**TASK DIRECTIONS**:
Check every line of the entries below for the word "Control", and copy the ones that have it.

**STORED RECORDS**:
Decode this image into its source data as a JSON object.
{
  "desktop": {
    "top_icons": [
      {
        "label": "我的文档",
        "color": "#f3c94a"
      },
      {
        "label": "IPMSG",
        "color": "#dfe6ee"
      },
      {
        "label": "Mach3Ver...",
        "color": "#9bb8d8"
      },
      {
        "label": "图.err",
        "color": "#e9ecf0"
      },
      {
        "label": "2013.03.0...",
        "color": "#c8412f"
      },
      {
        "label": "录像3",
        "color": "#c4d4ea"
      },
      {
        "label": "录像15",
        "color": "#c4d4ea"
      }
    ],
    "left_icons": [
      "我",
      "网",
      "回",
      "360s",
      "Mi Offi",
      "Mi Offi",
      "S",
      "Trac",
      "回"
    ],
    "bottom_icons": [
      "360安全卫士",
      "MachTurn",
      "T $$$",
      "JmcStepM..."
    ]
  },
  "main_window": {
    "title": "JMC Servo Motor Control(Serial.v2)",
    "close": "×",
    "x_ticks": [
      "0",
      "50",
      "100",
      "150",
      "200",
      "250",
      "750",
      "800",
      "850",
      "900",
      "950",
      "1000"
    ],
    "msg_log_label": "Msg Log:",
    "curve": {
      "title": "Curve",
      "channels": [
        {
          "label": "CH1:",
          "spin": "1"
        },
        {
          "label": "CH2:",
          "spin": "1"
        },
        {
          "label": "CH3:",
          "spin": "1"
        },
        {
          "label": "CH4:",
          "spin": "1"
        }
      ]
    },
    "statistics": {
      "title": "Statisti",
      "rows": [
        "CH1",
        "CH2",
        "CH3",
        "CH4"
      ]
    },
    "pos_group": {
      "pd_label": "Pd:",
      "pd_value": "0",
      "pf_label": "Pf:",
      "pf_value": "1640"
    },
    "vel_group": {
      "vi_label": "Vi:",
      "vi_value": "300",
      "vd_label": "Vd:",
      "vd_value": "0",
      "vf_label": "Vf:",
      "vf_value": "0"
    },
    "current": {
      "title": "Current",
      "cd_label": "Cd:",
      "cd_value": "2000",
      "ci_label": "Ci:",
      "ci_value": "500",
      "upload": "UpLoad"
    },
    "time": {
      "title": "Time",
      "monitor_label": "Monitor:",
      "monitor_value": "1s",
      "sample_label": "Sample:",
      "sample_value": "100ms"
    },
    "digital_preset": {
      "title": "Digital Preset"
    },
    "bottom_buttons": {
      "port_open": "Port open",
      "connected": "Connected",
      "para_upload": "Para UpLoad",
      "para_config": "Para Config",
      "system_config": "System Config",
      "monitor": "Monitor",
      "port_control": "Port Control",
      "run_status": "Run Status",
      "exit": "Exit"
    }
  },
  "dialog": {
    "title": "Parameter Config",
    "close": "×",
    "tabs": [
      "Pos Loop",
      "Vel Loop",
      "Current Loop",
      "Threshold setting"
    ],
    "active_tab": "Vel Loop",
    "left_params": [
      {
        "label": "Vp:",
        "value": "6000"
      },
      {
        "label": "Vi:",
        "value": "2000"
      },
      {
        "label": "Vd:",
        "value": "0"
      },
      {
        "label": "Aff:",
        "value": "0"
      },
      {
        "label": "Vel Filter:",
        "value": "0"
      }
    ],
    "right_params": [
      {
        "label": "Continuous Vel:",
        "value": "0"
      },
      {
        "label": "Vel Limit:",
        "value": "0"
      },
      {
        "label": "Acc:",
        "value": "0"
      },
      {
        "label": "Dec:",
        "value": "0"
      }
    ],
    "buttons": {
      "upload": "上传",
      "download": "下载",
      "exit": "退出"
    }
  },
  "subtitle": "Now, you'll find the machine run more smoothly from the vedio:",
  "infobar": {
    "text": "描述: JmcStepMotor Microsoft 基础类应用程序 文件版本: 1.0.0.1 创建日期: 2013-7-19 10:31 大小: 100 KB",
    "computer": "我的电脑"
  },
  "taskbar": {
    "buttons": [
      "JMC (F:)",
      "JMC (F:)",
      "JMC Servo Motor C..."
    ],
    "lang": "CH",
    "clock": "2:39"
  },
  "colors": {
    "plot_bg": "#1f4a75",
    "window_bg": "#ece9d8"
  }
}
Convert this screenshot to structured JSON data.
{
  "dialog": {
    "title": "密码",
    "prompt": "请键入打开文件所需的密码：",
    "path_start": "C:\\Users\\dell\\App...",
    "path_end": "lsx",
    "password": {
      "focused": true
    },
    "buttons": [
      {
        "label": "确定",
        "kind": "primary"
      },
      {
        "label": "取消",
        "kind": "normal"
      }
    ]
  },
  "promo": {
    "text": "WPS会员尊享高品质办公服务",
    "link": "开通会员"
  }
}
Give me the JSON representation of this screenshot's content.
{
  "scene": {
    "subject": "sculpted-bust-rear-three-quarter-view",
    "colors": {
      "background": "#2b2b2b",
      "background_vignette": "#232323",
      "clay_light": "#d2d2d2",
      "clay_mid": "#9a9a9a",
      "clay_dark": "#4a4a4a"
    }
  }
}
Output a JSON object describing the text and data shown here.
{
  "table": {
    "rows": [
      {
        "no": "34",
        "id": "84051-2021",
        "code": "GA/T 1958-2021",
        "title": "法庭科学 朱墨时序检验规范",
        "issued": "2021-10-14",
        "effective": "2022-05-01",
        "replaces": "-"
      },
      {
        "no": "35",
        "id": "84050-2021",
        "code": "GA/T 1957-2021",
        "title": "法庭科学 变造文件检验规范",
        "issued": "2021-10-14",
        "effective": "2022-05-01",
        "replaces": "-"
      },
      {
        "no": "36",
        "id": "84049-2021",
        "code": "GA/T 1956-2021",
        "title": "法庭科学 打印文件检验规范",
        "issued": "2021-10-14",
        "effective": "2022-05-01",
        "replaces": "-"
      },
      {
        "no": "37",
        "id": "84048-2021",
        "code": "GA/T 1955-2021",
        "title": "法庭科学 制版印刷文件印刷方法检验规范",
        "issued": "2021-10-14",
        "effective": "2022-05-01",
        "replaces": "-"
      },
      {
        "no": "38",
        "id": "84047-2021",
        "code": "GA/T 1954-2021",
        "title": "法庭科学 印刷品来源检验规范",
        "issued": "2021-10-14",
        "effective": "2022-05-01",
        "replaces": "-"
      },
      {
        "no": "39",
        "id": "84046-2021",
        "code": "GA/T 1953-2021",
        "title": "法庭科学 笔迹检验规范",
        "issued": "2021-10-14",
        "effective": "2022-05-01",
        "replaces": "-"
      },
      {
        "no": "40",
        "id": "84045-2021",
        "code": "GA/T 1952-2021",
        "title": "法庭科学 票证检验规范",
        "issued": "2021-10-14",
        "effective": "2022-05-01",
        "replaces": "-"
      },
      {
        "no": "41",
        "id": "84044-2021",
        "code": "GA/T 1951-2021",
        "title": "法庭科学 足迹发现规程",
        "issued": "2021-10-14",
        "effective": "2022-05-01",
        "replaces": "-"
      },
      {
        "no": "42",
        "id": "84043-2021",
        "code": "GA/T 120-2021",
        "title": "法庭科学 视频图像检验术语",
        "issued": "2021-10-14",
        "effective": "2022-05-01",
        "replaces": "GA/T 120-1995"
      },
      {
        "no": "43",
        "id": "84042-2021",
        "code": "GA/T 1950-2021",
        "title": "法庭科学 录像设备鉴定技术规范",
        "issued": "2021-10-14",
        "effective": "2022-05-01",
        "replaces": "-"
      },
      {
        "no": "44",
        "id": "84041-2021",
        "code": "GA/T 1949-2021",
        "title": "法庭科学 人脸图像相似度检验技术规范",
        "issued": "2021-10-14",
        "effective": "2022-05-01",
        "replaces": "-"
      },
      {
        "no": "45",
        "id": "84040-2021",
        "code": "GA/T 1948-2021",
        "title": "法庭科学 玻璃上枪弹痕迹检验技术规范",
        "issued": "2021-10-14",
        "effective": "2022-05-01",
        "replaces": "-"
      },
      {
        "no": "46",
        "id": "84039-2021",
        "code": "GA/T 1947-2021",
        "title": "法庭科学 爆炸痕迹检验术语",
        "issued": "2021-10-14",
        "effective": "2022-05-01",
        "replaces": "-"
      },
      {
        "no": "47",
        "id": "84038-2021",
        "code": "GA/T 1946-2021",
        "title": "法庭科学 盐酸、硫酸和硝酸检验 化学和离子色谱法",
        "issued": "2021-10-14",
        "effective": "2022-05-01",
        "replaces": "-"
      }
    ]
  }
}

**SOLVED PROBLEM**:
    "title": "JMC Servo Motor Control(Serial.v2)",
      "port_control": "Port Control",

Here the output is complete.